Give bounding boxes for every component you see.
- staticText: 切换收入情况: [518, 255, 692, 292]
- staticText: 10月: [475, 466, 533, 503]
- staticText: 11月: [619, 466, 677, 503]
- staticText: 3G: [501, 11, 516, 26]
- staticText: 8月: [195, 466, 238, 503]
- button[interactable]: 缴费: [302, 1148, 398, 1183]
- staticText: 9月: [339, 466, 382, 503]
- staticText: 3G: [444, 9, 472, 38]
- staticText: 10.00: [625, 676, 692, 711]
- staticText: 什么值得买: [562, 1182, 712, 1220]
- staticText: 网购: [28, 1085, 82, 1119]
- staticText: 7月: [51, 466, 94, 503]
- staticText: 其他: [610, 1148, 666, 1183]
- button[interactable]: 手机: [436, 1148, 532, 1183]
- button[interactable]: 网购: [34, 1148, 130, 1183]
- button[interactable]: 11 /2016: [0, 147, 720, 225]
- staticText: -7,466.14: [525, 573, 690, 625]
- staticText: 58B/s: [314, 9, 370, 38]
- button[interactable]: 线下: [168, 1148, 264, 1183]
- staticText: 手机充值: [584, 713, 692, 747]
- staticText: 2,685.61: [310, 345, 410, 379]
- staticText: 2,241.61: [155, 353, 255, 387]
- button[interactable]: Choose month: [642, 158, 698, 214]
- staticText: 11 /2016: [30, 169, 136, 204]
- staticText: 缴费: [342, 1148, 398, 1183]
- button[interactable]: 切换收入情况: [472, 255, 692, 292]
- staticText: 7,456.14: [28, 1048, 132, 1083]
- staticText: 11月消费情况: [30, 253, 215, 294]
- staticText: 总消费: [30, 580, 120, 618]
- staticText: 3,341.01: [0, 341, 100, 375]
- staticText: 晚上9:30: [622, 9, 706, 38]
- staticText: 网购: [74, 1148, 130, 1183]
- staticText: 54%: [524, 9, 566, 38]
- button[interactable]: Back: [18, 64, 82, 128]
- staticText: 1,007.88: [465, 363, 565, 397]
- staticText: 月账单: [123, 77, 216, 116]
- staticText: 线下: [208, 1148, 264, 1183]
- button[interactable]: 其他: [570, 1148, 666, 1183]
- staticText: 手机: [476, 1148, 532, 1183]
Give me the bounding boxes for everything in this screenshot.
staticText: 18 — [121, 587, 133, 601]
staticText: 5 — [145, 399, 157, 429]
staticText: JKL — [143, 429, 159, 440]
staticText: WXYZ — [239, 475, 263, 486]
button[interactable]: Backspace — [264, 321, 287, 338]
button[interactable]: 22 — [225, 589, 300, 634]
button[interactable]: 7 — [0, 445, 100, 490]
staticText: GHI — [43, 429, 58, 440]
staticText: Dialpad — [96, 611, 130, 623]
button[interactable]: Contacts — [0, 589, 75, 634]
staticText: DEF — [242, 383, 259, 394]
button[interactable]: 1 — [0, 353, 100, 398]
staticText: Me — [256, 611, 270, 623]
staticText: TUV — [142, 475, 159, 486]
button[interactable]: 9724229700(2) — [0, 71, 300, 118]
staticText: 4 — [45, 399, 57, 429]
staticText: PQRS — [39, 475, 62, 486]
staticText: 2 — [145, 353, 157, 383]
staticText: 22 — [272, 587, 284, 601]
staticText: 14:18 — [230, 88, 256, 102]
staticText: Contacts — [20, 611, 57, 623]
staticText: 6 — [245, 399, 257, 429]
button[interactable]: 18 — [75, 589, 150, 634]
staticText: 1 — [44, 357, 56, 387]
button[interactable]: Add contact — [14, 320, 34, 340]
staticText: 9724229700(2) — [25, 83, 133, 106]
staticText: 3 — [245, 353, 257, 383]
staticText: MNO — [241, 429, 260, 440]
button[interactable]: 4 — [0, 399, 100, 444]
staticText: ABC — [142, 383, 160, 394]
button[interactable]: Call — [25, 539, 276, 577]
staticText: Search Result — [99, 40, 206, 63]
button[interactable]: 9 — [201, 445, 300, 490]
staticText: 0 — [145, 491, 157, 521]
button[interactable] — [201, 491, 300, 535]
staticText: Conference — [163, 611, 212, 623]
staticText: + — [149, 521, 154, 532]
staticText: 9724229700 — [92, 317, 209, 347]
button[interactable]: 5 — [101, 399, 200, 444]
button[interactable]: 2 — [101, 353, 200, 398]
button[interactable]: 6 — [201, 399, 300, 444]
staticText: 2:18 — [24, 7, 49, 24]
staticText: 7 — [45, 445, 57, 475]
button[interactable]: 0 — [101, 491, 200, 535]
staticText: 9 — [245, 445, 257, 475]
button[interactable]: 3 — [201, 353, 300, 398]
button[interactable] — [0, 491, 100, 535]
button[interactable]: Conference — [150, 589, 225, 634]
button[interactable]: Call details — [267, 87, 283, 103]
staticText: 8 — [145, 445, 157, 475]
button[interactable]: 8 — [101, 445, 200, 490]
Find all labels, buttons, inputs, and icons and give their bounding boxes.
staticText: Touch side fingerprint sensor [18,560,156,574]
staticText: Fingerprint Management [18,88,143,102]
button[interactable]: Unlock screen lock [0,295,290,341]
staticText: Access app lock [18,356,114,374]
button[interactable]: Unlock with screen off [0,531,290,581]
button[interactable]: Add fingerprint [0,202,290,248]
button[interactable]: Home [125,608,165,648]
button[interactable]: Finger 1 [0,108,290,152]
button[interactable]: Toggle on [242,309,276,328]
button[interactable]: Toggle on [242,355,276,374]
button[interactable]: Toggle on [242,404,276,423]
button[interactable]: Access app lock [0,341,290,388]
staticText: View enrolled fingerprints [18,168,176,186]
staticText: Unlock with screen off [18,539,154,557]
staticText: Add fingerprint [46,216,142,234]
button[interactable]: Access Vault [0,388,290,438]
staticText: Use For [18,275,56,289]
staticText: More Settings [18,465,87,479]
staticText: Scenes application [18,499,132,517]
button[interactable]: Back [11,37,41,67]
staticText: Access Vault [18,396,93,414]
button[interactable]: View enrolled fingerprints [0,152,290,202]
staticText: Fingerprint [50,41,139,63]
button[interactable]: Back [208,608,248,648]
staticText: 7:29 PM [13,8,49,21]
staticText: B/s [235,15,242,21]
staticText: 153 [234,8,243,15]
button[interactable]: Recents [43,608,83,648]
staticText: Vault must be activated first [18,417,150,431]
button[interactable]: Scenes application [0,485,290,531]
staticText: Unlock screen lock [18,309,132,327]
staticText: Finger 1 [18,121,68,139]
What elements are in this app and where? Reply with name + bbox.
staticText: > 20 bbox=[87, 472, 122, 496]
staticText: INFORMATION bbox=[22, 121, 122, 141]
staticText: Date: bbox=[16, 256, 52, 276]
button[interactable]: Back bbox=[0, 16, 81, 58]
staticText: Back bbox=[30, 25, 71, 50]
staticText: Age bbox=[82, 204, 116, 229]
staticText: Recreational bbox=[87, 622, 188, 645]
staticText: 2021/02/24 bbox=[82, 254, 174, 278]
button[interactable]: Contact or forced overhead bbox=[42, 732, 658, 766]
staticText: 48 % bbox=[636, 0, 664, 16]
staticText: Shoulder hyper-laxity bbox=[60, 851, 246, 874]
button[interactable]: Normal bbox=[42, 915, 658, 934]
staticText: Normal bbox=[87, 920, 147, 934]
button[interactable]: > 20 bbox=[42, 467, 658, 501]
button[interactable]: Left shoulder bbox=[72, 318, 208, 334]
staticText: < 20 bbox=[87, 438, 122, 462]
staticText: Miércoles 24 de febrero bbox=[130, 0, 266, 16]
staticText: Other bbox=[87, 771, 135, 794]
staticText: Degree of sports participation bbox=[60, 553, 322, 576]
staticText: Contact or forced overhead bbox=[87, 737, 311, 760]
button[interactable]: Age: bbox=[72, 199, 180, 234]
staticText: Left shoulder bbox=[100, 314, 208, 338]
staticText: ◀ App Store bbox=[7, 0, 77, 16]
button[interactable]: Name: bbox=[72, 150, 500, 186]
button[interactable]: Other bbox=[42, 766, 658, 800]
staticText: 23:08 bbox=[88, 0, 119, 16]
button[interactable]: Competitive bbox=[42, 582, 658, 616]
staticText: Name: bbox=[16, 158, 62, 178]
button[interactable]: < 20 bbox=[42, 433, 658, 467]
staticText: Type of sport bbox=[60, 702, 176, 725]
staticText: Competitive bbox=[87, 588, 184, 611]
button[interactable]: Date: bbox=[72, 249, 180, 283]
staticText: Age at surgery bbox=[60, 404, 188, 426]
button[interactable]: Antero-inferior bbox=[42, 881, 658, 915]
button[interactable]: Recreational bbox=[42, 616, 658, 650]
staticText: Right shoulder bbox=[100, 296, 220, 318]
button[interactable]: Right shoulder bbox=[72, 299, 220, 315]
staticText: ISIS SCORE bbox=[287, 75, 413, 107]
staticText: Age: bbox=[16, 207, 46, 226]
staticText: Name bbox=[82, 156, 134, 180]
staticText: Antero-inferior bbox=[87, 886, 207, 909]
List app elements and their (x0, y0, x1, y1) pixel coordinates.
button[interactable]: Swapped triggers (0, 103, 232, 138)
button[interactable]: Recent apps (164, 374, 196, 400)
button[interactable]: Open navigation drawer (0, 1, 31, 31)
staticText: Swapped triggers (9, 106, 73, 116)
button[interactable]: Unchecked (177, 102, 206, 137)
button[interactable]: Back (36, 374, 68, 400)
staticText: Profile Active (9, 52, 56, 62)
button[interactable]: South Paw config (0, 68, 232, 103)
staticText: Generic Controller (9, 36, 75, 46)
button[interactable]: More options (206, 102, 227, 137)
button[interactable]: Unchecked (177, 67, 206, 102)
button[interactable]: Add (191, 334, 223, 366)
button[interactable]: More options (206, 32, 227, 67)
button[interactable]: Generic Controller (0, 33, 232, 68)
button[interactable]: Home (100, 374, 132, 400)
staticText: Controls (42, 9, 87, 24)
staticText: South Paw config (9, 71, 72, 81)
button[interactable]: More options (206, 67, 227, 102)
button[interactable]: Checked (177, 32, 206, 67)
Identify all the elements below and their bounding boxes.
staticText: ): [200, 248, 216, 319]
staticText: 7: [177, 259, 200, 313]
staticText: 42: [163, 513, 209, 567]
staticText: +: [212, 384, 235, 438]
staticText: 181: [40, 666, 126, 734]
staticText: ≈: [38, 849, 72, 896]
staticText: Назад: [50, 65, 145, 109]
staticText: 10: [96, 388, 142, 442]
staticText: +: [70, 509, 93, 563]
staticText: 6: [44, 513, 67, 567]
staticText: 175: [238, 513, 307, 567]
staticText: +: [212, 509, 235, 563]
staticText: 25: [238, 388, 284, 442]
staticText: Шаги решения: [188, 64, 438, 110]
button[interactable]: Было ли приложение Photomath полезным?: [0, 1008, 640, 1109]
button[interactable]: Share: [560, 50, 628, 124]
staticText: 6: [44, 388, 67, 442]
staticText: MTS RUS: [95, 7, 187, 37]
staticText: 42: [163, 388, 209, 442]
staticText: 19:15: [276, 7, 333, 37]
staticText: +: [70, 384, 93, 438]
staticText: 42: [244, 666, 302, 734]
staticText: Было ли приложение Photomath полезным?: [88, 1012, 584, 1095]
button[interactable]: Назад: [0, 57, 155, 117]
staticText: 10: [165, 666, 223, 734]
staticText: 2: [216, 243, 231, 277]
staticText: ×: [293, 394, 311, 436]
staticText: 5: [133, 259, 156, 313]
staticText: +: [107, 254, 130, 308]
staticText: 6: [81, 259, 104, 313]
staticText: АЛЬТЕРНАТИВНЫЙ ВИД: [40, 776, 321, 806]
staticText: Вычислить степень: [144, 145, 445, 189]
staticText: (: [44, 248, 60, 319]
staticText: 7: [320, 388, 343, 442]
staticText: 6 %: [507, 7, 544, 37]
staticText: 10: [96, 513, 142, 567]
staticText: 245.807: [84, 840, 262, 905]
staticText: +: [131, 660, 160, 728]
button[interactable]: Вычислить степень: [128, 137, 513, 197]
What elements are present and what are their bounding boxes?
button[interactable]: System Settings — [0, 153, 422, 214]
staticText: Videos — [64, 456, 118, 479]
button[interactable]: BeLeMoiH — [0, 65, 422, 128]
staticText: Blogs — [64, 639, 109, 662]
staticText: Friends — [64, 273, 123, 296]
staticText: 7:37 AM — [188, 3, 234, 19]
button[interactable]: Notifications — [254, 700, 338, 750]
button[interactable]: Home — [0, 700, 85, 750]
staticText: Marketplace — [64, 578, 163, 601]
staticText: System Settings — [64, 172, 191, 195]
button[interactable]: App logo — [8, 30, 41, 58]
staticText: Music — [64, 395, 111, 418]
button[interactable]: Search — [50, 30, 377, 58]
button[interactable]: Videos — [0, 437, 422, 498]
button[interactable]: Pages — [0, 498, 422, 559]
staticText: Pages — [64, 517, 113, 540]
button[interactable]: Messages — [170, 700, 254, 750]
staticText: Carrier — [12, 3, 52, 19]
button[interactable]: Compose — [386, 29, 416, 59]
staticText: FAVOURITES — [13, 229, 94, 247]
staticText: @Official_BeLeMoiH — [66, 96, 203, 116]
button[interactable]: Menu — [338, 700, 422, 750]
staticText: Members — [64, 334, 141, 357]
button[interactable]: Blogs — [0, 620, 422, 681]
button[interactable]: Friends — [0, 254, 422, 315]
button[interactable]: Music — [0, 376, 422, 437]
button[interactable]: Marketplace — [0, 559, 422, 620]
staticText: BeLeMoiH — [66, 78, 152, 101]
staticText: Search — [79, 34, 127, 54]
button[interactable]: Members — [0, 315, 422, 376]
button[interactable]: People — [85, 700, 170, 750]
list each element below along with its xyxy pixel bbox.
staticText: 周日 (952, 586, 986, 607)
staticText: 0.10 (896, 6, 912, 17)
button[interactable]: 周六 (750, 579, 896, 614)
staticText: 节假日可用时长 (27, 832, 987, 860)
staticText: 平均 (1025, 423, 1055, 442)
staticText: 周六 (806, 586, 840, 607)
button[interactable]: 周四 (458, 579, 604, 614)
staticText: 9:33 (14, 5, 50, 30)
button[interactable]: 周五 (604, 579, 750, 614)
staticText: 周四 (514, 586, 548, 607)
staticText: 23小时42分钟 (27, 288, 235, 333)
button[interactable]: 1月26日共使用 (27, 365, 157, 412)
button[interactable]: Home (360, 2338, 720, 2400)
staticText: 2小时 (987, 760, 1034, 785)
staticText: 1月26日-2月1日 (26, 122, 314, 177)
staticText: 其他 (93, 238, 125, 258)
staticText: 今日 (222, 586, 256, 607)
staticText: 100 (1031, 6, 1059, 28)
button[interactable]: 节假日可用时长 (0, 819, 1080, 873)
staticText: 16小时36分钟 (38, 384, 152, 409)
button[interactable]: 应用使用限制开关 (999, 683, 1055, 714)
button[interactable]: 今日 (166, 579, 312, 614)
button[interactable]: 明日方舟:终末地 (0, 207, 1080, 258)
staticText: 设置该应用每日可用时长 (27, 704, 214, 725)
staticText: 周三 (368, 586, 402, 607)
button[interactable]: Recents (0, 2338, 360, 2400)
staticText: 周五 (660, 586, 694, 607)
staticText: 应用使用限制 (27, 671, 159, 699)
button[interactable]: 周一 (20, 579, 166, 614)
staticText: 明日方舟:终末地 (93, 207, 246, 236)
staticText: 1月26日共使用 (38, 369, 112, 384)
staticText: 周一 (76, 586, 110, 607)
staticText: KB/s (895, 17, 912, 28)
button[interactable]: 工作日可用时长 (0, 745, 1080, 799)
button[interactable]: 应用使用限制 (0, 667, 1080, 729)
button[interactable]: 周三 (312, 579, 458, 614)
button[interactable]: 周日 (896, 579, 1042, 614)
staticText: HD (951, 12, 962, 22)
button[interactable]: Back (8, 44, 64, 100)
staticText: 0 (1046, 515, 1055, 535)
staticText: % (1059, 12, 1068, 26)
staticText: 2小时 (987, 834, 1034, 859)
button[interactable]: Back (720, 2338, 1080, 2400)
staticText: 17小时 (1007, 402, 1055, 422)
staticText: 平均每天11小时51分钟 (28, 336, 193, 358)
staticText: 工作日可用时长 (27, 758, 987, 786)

--- --- ---

:: Короткая задача ::
Приведите повторно, без единого изменения, часть записей от самого их начала до строки с «- staticText: 9月: [339, 466, 382, 503]» включительно.

:: Правильный ответ ::
Give bounding boxes for every component you see.
- staticText: 切换收入情况: [518, 255, 692, 292]
- staticText: 10月: [475, 466, 533, 503]
- staticText: 11月: [619, 466, 677, 503]
- staticText: 3G: [501, 11, 516, 26]
- staticText: 8月: [195, 466, 238, 503]
- button[interactable]: 缴费: [302, 1148, 398, 1183]
- staticText: 9月: [339, 466, 382, 503]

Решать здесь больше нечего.